--- begin ---

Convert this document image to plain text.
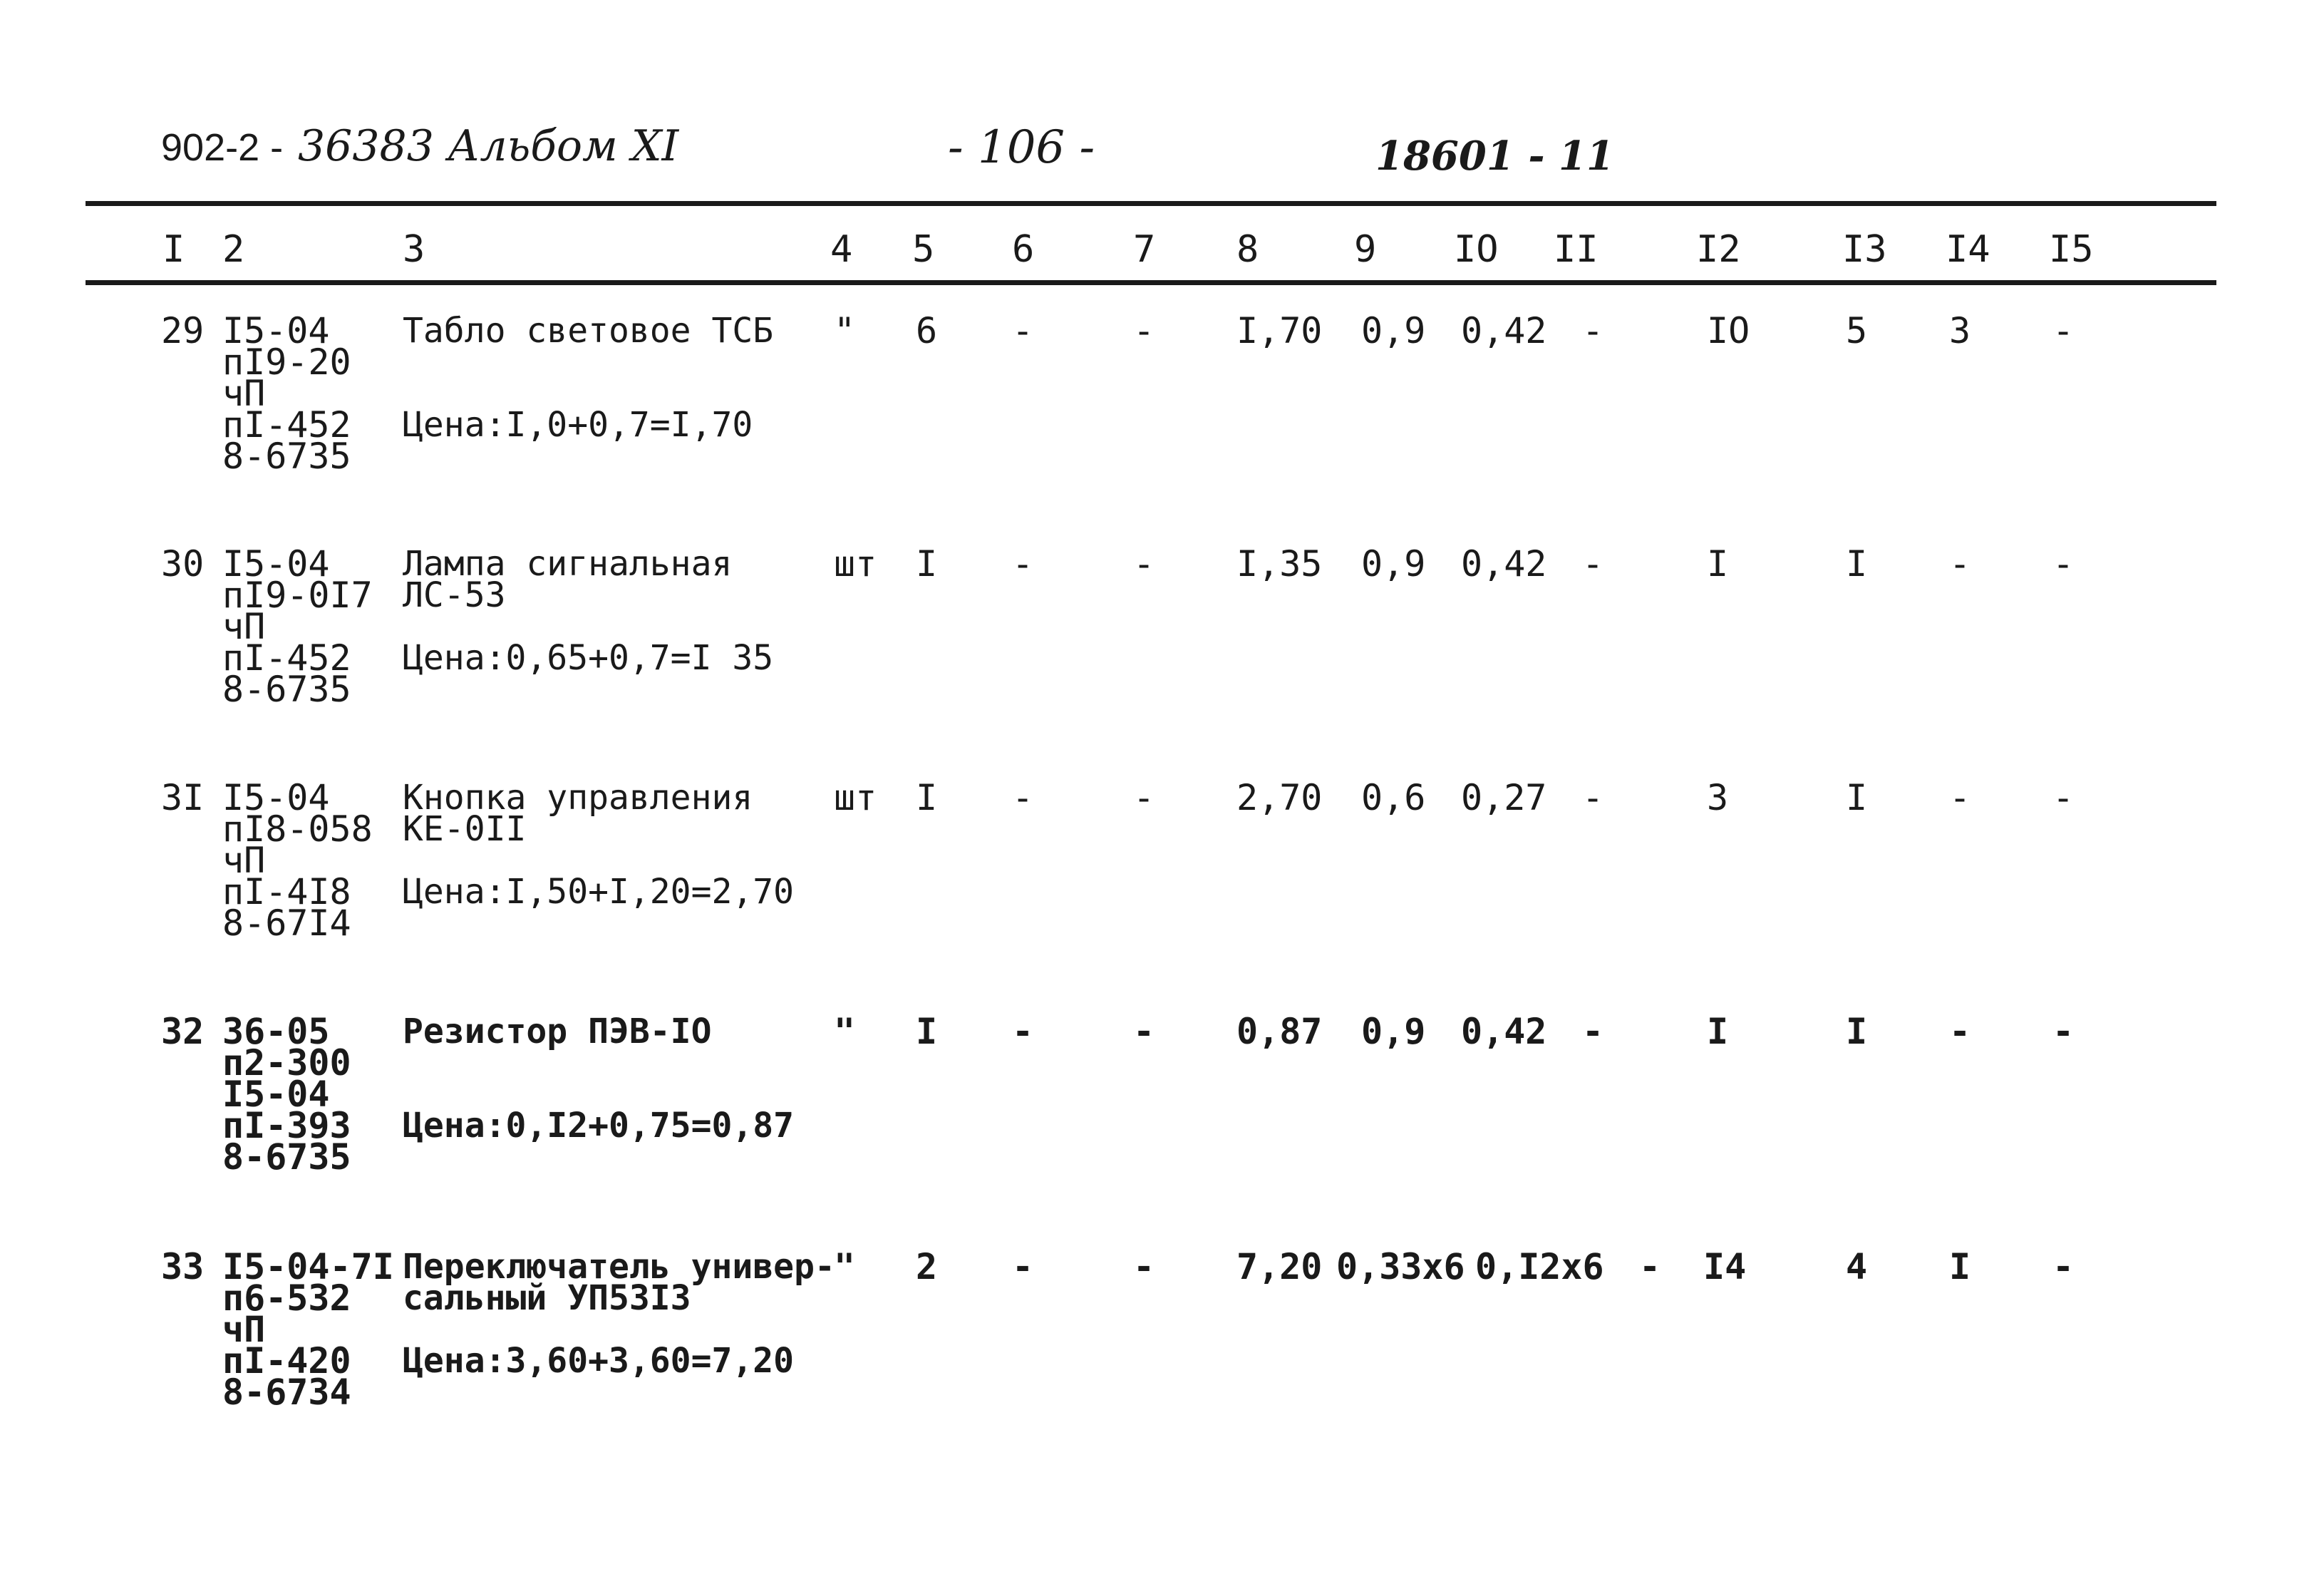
902-2 - 36383 Альбом XI	- 106 -	18601 - 11
I 2	3	4 5 6	7 8	9 IO II	I2	I3 I4 I5
29 I5-04
пI9-20
чП
пI-452
8-6735
Табло световое ТСБ
Цена:I,0+0,7=I,70
" 6 -	- I,70 0,9 0,42 -	IO	5 3 -
30 I5-04
пI9-0I7
чП
пI-452
8-6735
Лампа сигнальная
ЛС-53
Цена:0,65+0,7=I 35
шт I -	- I,35 0,9 0,42 -	I	I - -
3I I5-04
пI8-058
чП
пI-4I8
8-67I4
Кнопка управления
КЕ-0II
Цена:I,50+I,20=2,70
шт I -	- 2,70 0,6 0,27 -	3	I - -
32 36-05
п2-300
I5-04
пI-393
8-6735
Резистор ПЭВ-IO
Цена:0,I2+0,75=0,87
" I -	- 0,87 0,9 0,42 -	I	I - -
33 I5-04-7I
п6-532
чП
пI-420
8-6734
Переключатель универ-
сальный УП53I3
Цена:3,60+3,60=7,20
" 2 -	- 7,20 0,33х6 0,I2х6 - I4	4 I -
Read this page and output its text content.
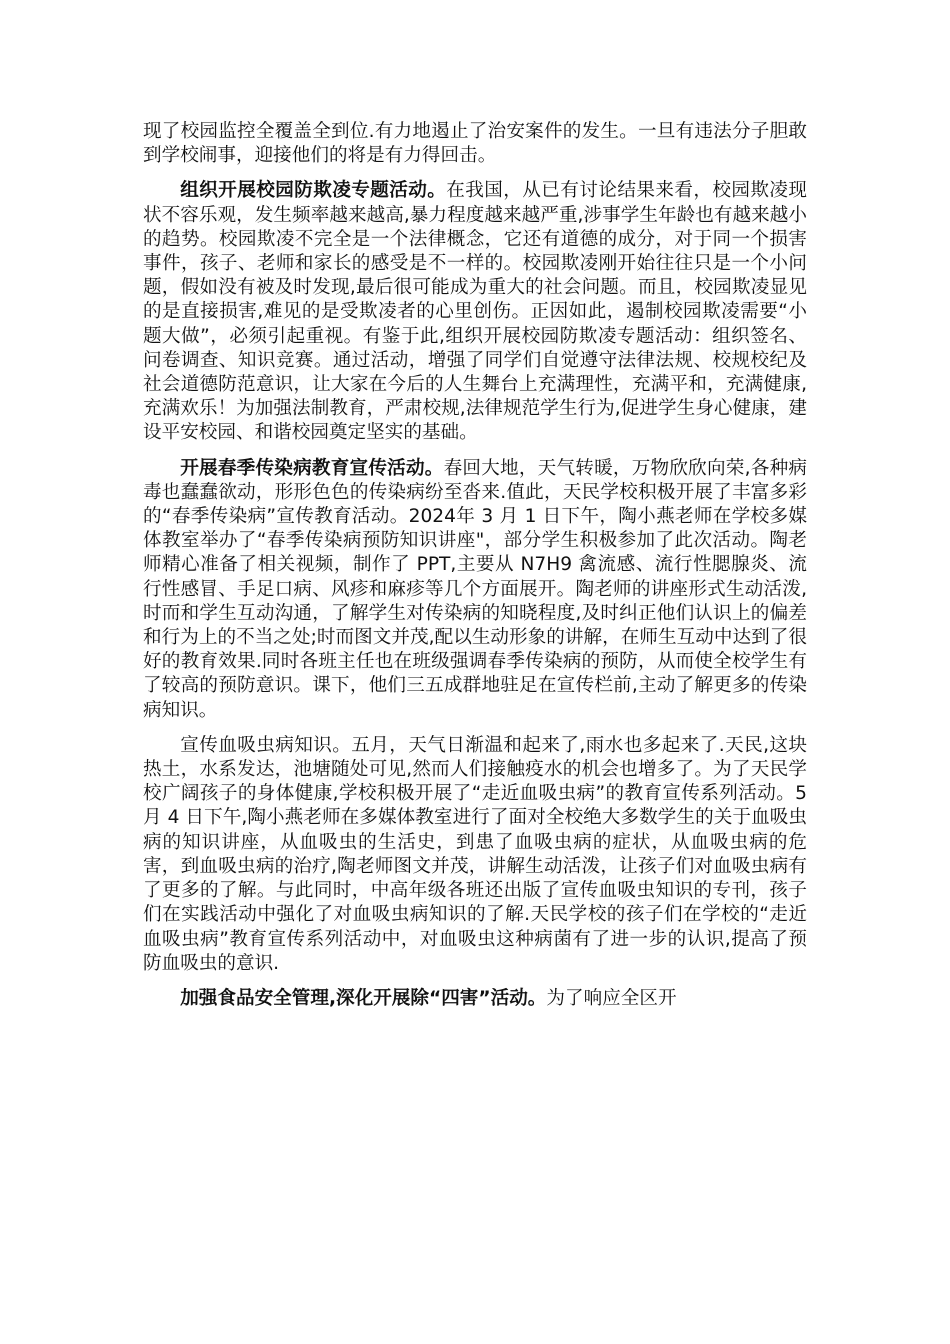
现了校园监控全覆盖全到位.有力地遏止了治安案件的发生。一旦有违法分子胆敢到学校闹事，迎接他们的将是有力得回击。

组织开展校园防欺凌专题活动。在我国，从已有讨论结果来看，校园欺凌现状不容乐观，发生频率越来越高,暴力程度越来越严重,涉事学生年龄也有越来越小的趋势。校园欺凌不完全是一个法律概念，它还有道德的成分，对于同一个损害事件，孩子、老师和家长的感受是不一样的。校园欺凌刚开始往往只是一个小问题，假如没有被及时发现,最后很可能成为重大的社会问题。而且，校园欺凌显见的是直接损害,难见的是受欺凌者的心里创伤。正因如此，遏制校园欺凌需要“小题大做”，必须引起重视。有鉴于此,组织开展校园防欺凌专题活动：组织签名、问卷调查、知识竞赛。通过活动，增强了同学们自觉遵守法律法规、校规校纪及社会道德防范意识，让大家在今后的人生舞台上充满理性，充满平和，充满健康,充满欢乐！为加强法制教育，严肃校规,法律规范学生行为,促进学生身心健康，建设平安校园、和谐校园奠定坚实的基础。

开展春季传染病教育宣传活动。春回大地，天气转暖，万物欣欣向荣,各种病毒也蠢蠢欲动，形形色色的传染病纷至沓来.值此，天民学校积极开展了丰富多彩的“春季传染病”宣传教育活动。2024年 3 月 1 日下午，陶小燕老师在学校多媒体教室举办了“春季传染病预防知识讲座"，部分学生积极参加了此次活动。陶老师精心准备了相关视频，制作了 PPT,主要从 N7H9 禽流感、流行性腮腺炎、流行性感冒、手足口病、风疹和麻疹等几个方面展开。陶老师的讲座形式生动活泼,时而和学生互动沟通，了解学生对传染病的知晓程度,及时纠正他们认识上的偏差和行为上的不当之处;时而图文并茂,配以生动形象的讲解，在师生互动中达到了很好的教育效果.同时各班主任也在班级强调春季传染病的预防，从而使全校学生有了较高的预防意识。课下，他们三五成群地驻足在宣传栏前,主动了解更多的传染病知识。

宣传血吸虫病知识。五月，天气日渐温和起来了,雨水也多起来了.天民,这块热土，水系发达，池塘随处可见,然而人们接触疫水的机会也增多了。为了天民学校广阔孩子的身体健康,学校积极开展了“走近血吸虫病”的教育宣传系列活动。5 月 4 日下午,陶小燕老师在多媒体教室进行了面对全校绝大多数学生的关于血吸虫病的知识讲座，从血吸虫的生活史，到患了血吸虫病的症状，从血吸虫病的危害，到血吸虫病的治疗,陶老师图文并茂，讲解生动活泼，让孩子们对血吸虫病有了更多的了解。与此同时，中高年级各班还出版了宣传血吸虫知识的专刊，孩子们在实践活动中强化了对血吸虫病知识的了解.天民学校的孩子们在学校的“走近血吸虫病”教育宣传系列活动中，对血吸虫这种病菌有了进一步的认识,提高了预防血吸虫的意识.

加强食品安全管理,深化开展除“四害”活动。为了响应全区开
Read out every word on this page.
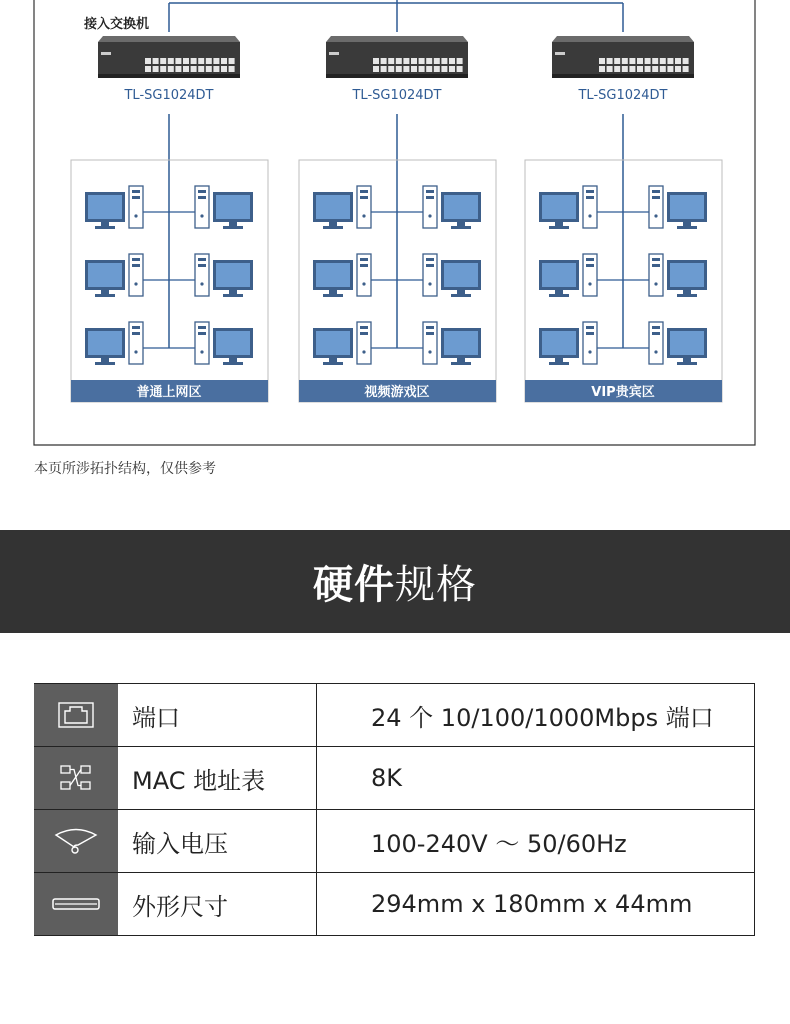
接入交换机
TL-SG1024DT	TL-SG1024DT	TL-SG1024DT
普通上网区	视频游戏区	VIP贵宾区
本页所涉拓扑结构，仅供参考
硬件 规格
	端口	24 个 10/100/1000Mbps 端口

	MAC 地址表	8K

	输入电压	100-240V ～ 50/60Hz

	外形尺寸	294mm x 180mm x 44mm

--- end ---

Given task: Pull out every line holding "this" from the records above, and copy it.

Exercise response:
Convert this document image to plain text.
Read this page and output its text content.
Read out every word on this page.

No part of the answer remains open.